# [抽出テキスト]
------------------------------------------------
1 賃借権の登記による対抗力(民法605条)
賃借権=債権
→ 特約のない限り、賃借人は賃貸人に対し登記手続(不動産登記法3条8号、81条[登記事項]、60条[共同申請主義])をするよう請求することはできない。
通常、そのような特約は賃貸人・賃借人間がなされないので、賃借権の登記による対抗力の制度では、賃借人の保護という目的を達成することはできない。
2 特別法による対抗力
そこで、借家法、借地借家法により対抗力が認められた。
本条は、これを規定したものである。
〇 借地借家法32条(借賃増減請求権)
1項 建物の借賃が、
土地若しくは建物に対する租税その他の負担の増減により、
土地若しくは建物の価格の上昇若しくは低下その他の経済事情の変動により、
又は近傍同種の建物の借賃に比較して
不相当となったときは、
契約の条件にかかわらず、
当事者は、将来に向かって建物の借賃の増減を請求することができる。
ただし、一定の期間建物の借賃を増額しない旨の特約がある場合には、その定めに従う。
------------------------------------------------
# [データ抜粋]
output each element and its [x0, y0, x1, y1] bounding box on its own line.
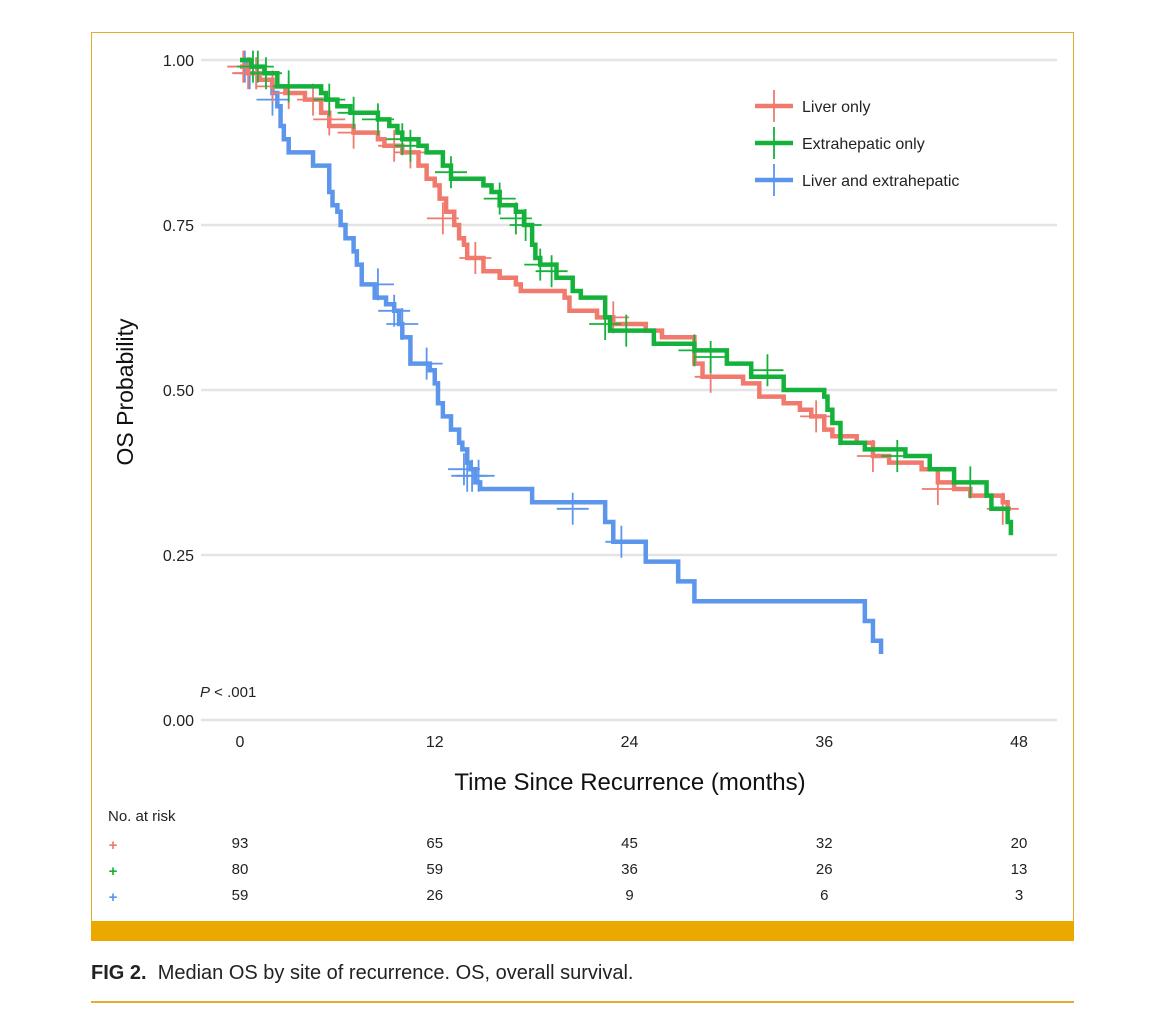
x-tick-label: 36 — [815, 734, 833, 751]
caption-rule — [91, 1001, 1074, 1003]
censor-mark — [386, 123, 419, 156]
censor-mark — [881, 440, 914, 472]
censor-mark — [426, 202, 459, 235]
legend-label: Liver only — [802, 99, 870, 116]
risk-count: 80 — [232, 861, 249, 878]
risk-row: +80 59 36 26 13 — [109, 861, 1028, 880]
censor-mark — [394, 129, 427, 162]
series-liver-only — [227, 50, 1019, 525]
censor-mark — [447, 453, 480, 486]
risk-row-marker: + — [109, 889, 118, 906]
censor-mark — [509, 209, 542, 241]
x-axis-ticks: 0 12 24 36 48 — [236, 734, 1028, 751]
risk-row: +93 65 45 32 20 — [109, 835, 1028, 854]
legend-item: Extrahepatic only — [755, 127, 925, 159]
y-tick-label: 1.00 — [163, 53, 194, 70]
censor-mark — [386, 308, 419, 340]
censor-mark — [678, 334, 711, 367]
censor-mark — [249, 57, 282, 90]
censor-mark — [361, 103, 394, 136]
legend-item: Liver and extrahepatic — [755, 164, 959, 196]
risk-table: No. at risk + 93 65 45 32 20 + 80 59 36 26 13 + 59 26 9 6… — [108, 808, 1027, 906]
risk-count: 65 — [426, 835, 443, 852]
x-tick-label: 0 — [236, 734, 245, 751]
y-axis-label: OS Probability — [112, 318, 138, 466]
censor-mark — [483, 182, 516, 215]
censor-mark — [378, 294, 411, 327]
y-tick-label: 0.25 — [163, 548, 194, 565]
censor-mark — [361, 268, 394, 301]
censor-mark — [800, 400, 833, 433]
censor-mark — [605, 525, 638, 558]
x-tick-label: 12 — [426, 734, 444, 751]
censor-mark — [921, 473, 954, 505]
censor-mark — [556, 492, 589, 525]
legend-label: Extrahepatic only — [802, 136, 925, 153]
censor-mark — [535, 255, 568, 288]
censor-mark — [459, 242, 492, 274]
caption-label: FIG 2. — [91, 962, 147, 984]
censor-mark — [597, 301, 630, 334]
censor-mark — [434, 156, 467, 189]
censor-mark — [954, 466, 987, 499]
y-tick-label: 0.00 — [163, 713, 194, 730]
series-extrahepatic-only — [236, 50, 1014, 536]
censor-mark — [337, 96, 370, 129]
x-tick-label: 24 — [621, 734, 639, 751]
legend-label: Liver and extrahepatic — [802, 173, 959, 190]
censor-mark — [694, 341, 727, 373]
censor-mark — [410, 347, 443, 380]
censor-mark — [462, 459, 495, 492]
censor-mark — [272, 70, 305, 103]
risk-count: 36 — [621, 861, 638, 878]
censor-mark — [589, 308, 622, 340]
censor-mark — [241, 50, 274, 83]
risk-table-title: No. at risk — [108, 808, 176, 825]
p-value-annotation: P < .001 — [200, 684, 256, 701]
risk-count: 93 — [232, 835, 249, 852]
risk-count: 59 — [232, 887, 249, 904]
risk-count: 26 — [426, 887, 443, 904]
risk-count: 26 — [816, 861, 833, 878]
risk-count: 13 — [1011, 861, 1028, 878]
censor-mark — [751, 354, 784, 387]
risk-count: 45 — [621, 835, 638, 852]
censor-mark — [313, 83, 346, 116]
grid-lines — [201, 58, 1057, 722]
x-axis-label: Time Since Recurrence (months) — [454, 769, 805, 796]
p-value-letter: P — [200, 684, 210, 701]
legend-item: Liver only — [755, 90, 870, 122]
legend: Liver only Extrahepatic only Liver and ext… — [755, 90, 959, 196]
figure-caption: FIG 2. Median OS by site of recurrence. … — [91, 962, 633, 985]
risk-count: 20 — [1011, 835, 1028, 852]
risk-count: 9 — [625, 887, 633, 904]
y-axis-ticks: 0.00 0.25 0.50 0.75 1.00 — [163, 53, 194, 730]
risk-row-marker: + — [109, 837, 118, 854]
risk-count: 6 — [820, 887, 828, 904]
risk-count: 32 — [816, 835, 833, 852]
y-tick-label: 0.50 — [163, 383, 194, 400]
x-tick-label: 48 — [1010, 734, 1028, 751]
censor-mark — [499, 202, 532, 235]
survival-curves — [227, 50, 1019, 654]
risk-count: 3 — [1015, 887, 1023, 904]
survival-line — [240, 57, 884, 654]
caption-text: Median OS by site of recurrence. OS, ove… — [157, 962, 634, 984]
risk-count: 59 — [426, 861, 443, 878]
censor-mark — [610, 314, 643, 347]
risk-row-marker: + — [109, 863, 118, 880]
p-value-rest: < .001 — [210, 684, 256, 701]
risk-row: +59 26 9 6 3 — [109, 887, 1024, 906]
figure-bottom-bar — [91, 921, 1074, 941]
y-tick-label: 0.75 — [163, 218, 194, 235]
------------------------------------------------
# [課題の目的]
上にある賃借権の対抗力についての抽出テキストを、最初から最後まで一字も変えずにすべて書き写してください。

# [結果は以下]
1 賃借権の登記による対抗力(民法605条)
賃借権=債権
→ 特約のない限り、賃借人は賃貸人に対し登記手続(不動産登記法3条8号、81条[登記事項]、60条[共同申請主義])をするよう請求することはできない。
通常、そのような特約は賃貸人・賃借人間がなされないので、賃借権の登記による対抗力の制度では、賃借人の保護という目的を達成することはできない。
2 特別法による対抗力
そこで、借家法、借地借家法により対抗力が認められた。
本条は、これを規定したものである。
〇 借地借家法32条(借賃増減請求権)
1項 建物の借賃が、
土地若しくは建物に対する租税その他の負担の増減により、
土地若しくは建物の価格の上昇若しくは低下その他の経済事情の変動により、
又は近傍同種の建物の借賃に比較して
不相当となったときは、
契約の条件にかかわらず、
当事者は、将来に向かって建物の借賃の増減を請求することができる。
ただし、一定の期間建物の借賃を増額しない旨の特約がある場合には、その定めに従う。